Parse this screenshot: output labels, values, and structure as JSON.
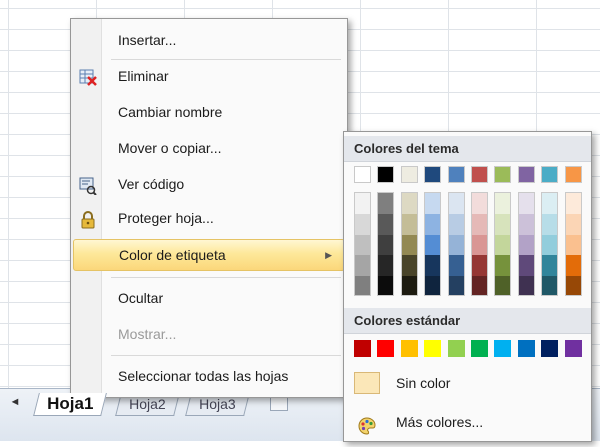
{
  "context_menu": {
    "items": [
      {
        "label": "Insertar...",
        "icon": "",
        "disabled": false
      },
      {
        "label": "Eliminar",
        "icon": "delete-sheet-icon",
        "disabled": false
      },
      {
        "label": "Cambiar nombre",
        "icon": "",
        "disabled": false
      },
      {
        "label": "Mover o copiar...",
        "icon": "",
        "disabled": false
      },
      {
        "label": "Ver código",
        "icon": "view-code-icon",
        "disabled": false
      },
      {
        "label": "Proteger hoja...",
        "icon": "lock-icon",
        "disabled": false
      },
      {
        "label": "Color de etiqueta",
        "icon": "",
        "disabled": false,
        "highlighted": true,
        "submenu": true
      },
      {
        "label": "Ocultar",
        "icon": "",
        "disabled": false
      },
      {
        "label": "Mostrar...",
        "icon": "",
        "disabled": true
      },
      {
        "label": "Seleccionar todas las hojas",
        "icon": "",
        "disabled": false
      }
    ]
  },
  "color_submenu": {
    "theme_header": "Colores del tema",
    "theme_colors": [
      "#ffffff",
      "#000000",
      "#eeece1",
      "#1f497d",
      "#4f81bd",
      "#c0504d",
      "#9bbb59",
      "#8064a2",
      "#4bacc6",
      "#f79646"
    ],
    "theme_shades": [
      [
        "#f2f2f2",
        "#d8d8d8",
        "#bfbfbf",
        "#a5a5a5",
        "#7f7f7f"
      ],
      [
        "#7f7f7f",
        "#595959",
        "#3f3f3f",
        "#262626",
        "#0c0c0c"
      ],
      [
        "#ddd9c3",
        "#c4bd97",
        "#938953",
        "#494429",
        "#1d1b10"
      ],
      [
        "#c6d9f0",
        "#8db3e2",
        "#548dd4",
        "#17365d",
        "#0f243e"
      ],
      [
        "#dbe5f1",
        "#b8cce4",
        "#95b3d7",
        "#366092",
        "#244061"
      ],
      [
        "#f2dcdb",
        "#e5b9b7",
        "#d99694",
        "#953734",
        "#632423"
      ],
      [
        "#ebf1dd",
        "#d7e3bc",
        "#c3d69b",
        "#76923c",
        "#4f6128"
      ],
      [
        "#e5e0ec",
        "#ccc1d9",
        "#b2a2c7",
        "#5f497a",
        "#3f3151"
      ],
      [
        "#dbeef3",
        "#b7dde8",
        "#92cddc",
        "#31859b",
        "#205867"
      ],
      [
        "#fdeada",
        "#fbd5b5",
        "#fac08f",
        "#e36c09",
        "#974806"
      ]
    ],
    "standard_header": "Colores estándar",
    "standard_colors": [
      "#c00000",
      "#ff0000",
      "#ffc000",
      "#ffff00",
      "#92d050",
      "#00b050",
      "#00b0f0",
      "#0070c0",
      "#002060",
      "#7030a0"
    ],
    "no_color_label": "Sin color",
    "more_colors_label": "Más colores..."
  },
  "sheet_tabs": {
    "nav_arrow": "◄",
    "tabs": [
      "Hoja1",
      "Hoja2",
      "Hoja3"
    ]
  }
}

______

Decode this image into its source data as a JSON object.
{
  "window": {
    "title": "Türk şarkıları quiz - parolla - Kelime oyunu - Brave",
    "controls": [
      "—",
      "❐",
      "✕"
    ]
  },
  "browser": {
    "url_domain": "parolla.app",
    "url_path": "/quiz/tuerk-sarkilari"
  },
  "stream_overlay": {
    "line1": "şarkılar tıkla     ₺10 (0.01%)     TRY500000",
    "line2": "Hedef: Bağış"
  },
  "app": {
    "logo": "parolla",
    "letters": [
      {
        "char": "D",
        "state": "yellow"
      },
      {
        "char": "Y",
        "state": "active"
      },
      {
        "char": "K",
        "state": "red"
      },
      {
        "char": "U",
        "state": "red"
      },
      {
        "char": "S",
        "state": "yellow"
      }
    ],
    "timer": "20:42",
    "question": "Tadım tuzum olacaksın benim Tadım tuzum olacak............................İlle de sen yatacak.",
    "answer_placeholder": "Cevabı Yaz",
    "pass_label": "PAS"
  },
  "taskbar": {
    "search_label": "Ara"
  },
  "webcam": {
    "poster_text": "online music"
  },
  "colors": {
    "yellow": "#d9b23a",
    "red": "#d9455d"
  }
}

______

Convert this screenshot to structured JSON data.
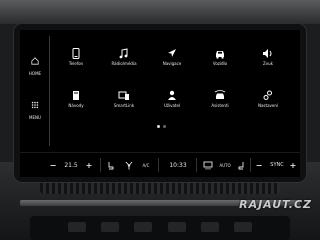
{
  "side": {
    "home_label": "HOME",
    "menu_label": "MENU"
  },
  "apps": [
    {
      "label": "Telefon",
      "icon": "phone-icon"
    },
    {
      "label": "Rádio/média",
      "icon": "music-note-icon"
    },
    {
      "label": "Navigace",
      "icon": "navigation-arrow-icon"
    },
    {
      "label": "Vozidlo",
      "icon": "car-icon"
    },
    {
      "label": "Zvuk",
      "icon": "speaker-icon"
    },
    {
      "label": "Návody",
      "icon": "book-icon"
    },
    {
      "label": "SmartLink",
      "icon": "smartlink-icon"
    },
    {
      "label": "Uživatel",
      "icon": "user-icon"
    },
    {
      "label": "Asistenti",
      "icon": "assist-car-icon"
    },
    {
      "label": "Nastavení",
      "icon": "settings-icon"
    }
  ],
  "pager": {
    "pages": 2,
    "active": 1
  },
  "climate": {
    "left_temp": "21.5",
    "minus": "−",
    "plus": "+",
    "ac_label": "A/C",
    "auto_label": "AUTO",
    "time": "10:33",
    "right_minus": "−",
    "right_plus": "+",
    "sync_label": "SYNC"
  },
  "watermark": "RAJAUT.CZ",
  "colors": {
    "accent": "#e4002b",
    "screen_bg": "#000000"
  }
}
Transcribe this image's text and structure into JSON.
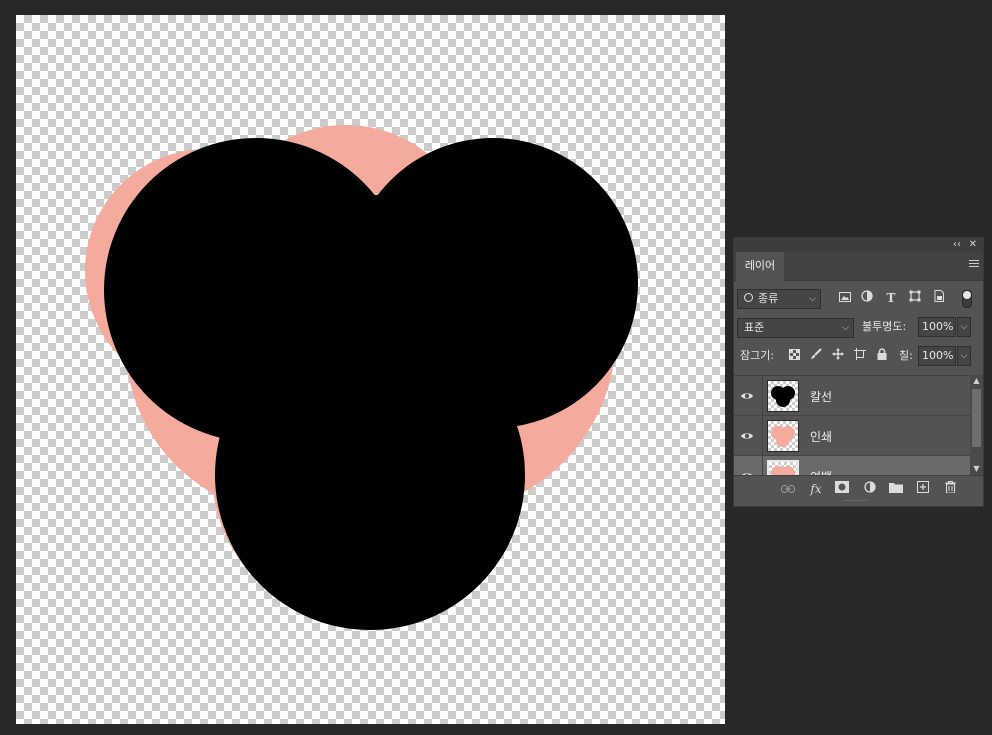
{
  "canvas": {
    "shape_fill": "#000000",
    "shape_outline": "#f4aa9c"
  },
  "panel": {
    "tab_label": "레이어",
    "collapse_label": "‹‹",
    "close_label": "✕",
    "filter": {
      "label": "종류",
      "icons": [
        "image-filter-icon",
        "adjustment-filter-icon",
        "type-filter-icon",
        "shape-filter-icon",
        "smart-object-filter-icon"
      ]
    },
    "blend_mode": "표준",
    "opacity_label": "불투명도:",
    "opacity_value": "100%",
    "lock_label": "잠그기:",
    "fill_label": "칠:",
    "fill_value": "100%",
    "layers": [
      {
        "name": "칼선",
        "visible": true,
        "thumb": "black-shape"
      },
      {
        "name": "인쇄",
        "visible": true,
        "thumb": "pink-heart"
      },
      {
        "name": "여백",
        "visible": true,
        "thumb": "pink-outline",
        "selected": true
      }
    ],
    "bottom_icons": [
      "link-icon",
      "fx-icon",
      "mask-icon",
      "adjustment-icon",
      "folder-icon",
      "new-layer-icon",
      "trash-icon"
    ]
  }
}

______

Report each line in the data that holds the word "image".

### Answer to the exercise:
Decode this image into its source data as a JSON object.
Transcribe this image's text and structure into JSON.
        "image-filter-icon",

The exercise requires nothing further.